Requirements – List every line in the items below that contains the string "coping".
>> start Listed entries
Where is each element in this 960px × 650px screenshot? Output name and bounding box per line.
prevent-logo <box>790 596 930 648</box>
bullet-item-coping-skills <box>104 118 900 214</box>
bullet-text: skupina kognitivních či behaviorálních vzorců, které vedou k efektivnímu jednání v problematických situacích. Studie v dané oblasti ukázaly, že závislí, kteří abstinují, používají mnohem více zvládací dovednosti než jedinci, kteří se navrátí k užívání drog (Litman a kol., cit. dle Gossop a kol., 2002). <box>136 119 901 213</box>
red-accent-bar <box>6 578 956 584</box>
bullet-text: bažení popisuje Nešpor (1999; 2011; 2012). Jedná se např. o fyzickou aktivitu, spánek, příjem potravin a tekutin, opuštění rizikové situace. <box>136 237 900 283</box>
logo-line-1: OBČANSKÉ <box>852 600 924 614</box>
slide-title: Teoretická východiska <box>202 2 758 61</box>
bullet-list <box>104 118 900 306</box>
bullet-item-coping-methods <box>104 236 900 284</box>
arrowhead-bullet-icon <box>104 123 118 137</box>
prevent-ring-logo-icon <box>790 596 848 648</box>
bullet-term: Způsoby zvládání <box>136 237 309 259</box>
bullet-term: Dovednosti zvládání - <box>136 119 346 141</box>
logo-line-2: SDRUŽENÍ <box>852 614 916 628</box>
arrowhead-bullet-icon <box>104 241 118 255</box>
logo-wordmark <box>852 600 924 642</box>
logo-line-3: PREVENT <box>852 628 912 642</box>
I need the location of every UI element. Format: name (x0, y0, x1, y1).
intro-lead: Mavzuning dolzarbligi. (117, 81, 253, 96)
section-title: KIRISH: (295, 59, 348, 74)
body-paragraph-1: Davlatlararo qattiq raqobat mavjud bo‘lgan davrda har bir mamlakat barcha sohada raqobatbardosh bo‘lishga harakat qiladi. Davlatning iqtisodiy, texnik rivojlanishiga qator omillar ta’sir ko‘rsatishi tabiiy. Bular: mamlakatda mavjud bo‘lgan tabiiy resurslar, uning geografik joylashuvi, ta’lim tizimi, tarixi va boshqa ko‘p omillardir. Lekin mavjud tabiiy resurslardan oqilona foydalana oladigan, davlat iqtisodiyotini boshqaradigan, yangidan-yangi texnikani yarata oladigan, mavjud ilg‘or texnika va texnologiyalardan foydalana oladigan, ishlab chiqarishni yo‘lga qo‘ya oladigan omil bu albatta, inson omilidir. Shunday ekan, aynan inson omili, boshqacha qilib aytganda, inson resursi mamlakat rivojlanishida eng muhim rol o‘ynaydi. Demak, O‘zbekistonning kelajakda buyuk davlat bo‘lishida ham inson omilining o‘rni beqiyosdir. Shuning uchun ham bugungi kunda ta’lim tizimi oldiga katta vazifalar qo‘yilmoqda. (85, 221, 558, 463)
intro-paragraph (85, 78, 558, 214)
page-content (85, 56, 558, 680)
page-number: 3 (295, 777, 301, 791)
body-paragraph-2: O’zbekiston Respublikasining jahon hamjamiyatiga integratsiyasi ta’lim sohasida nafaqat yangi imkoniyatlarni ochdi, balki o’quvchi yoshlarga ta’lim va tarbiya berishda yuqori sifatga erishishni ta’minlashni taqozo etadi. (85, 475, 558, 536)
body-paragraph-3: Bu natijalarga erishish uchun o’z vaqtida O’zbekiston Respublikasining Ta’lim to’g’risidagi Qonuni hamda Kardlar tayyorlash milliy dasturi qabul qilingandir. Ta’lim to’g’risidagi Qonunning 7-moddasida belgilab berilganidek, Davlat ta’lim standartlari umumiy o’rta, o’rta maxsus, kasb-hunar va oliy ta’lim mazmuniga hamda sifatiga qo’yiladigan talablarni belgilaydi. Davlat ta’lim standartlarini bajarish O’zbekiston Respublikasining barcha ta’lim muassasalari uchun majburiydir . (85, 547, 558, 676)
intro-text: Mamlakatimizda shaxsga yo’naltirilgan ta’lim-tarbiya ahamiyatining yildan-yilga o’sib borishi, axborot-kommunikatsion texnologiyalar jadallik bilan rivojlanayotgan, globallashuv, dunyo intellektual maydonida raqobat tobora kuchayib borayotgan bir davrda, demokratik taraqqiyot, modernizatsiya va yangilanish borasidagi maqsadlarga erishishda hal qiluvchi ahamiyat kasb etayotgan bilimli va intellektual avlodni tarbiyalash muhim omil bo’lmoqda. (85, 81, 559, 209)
>> end Listed entries
Task response –
bullet-item-coping-skills <box>104 118 900 214</box>
bullet-item-coping-methods <box>104 236 900 284</box>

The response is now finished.